- Material to process:
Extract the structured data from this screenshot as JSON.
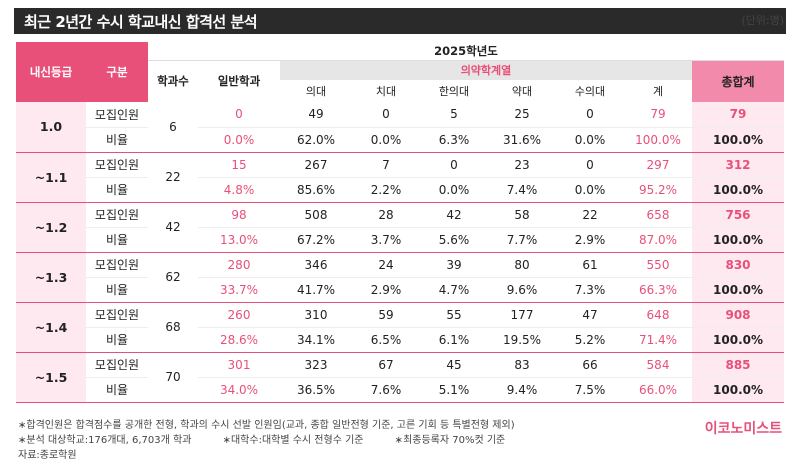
{
  "title": "최근 2년간 수시 학교내신 합격선 분석",
  "unit": "(단위:명)",
  "header": {
    "grade": "내신등급",
    "gubun": "구분",
    "year": "2025학년도",
    "dept_count": "학과수",
    "general": "일반학과",
    "medical_group": "의약학계열",
    "medical_cols": [
      "의대",
      "치대",
      "한의대",
      "약대",
      "수의대",
      "계"
    ],
    "total": "총합계"
  },
  "rows": [
    {
      "grade": "1.0",
      "dept_count": "6",
      "recruit": {
        "label": "모집인원",
        "general": "0",
        "values": [
          "49",
          "0",
          "5",
          "25",
          "0"
        ],
        "sum": "79",
        "total": "79"
      },
      "ratio": {
        "label": "비율",
        "general": "0.0%",
        "values": [
          "62.0%",
          "0.0%",
          "6.3%",
          "31.6%",
          "0.0%"
        ],
        "sum": "100.0%",
        "total": "100.0%"
      }
    },
    {
      "grade": "~1.1",
      "dept_count": "22",
      "recruit": {
        "label": "모집인원",
        "general": "15",
        "values": [
          "267",
          "7",
          "0",
          "23",
          "0"
        ],
        "sum": "297",
        "total": "312"
      },
      "ratio": {
        "label": "비율",
        "general": "4.8%",
        "values": [
          "85.6%",
          "2.2%",
          "0.0%",
          "7.4%",
          "0.0%"
        ],
        "sum": "95.2%",
        "total": "100.0%"
      }
    },
    {
      "grade": "~1.2",
      "dept_count": "42",
      "recruit": {
        "label": "모집인원",
        "general": "98",
        "values": [
          "508",
          "28",
          "42",
          "58",
          "22"
        ],
        "sum": "658",
        "total": "756"
      },
      "ratio": {
        "label": "비율",
        "general": "13.0%",
        "values": [
          "67.2%",
          "3.7%",
          "5.6%",
          "7.7%",
          "2.9%"
        ],
        "sum": "87.0%",
        "total": "100.0%"
      }
    },
    {
      "grade": "~1.3",
      "dept_count": "62",
      "recruit": {
        "label": "모집인원",
        "general": "280",
        "values": [
          "346",
          "24",
          "39",
          "80",
          "61"
        ],
        "sum": "550",
        "total": "830"
      },
      "ratio": {
        "label": "비율",
        "general": "33.7%",
        "values": [
          "41.7%",
          "2.9%",
          "4.7%",
          "9.6%",
          "7.3%"
        ],
        "sum": "66.3%",
        "total": "100.0%"
      }
    },
    {
      "grade": "~1.4",
      "dept_count": "68",
      "recruit": {
        "label": "모집인원",
        "general": "260",
        "values": [
          "310",
          "59",
          "55",
          "177",
          "47"
        ],
        "sum": "648",
        "total": "908"
      },
      "ratio": {
        "label": "비율",
        "general": "28.6%",
        "values": [
          "34.1%",
          "6.5%",
          "6.1%",
          "19.5%",
          "5.2%"
        ],
        "sum": "71.4%",
        "total": "100.0%"
      }
    },
    {
      "grade": "~1.5",
      "dept_count": "70",
      "recruit": {
        "label": "모집인원",
        "general": "301",
        "values": [
          "323",
          "67",
          "45",
          "83",
          "66"
        ],
        "sum": "584",
        "total": "885"
      },
      "ratio": {
        "label": "비율",
        "general": "34.0%",
        "values": [
          "36.5%",
          "7.6%",
          "5.1%",
          "9.4%",
          "7.5%"
        ],
        "sum": "66.0%",
        "total": "100.0%"
      }
    }
  ],
  "footnotes": {
    "note1": "합격인원은 합격점수를 공개한 전형, 학과의 수시 선발 인원임(교과, 종합 일반전형 기준, 고른 기회 등 특별전형 제외)",
    "note2": "분석 대상학교:176개대, 6,703개 학과",
    "note3": "대학수:대학별 수시 전형수 기준",
    "note4": "최종등록자 70%컷 기준",
    "source": "자료:종로학원"
  },
  "brand": "이코노미스트",
  "colors": {
    "accent": "#e8507a",
    "dark": "#2a2a2a",
    "pink_light": "#fde9ef",
    "pink_mid": "#f28bab"
  }
}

- Task statement:
Return each line with "grade".

- Answer to this task:
    "grade": "내신등급",
      "grade": "1.0",
      "grade": "~1.1",
      "grade": "~1.2",
      "grade": "~1.3",
      "grade": "~1.4",
      "grade": "~1.5",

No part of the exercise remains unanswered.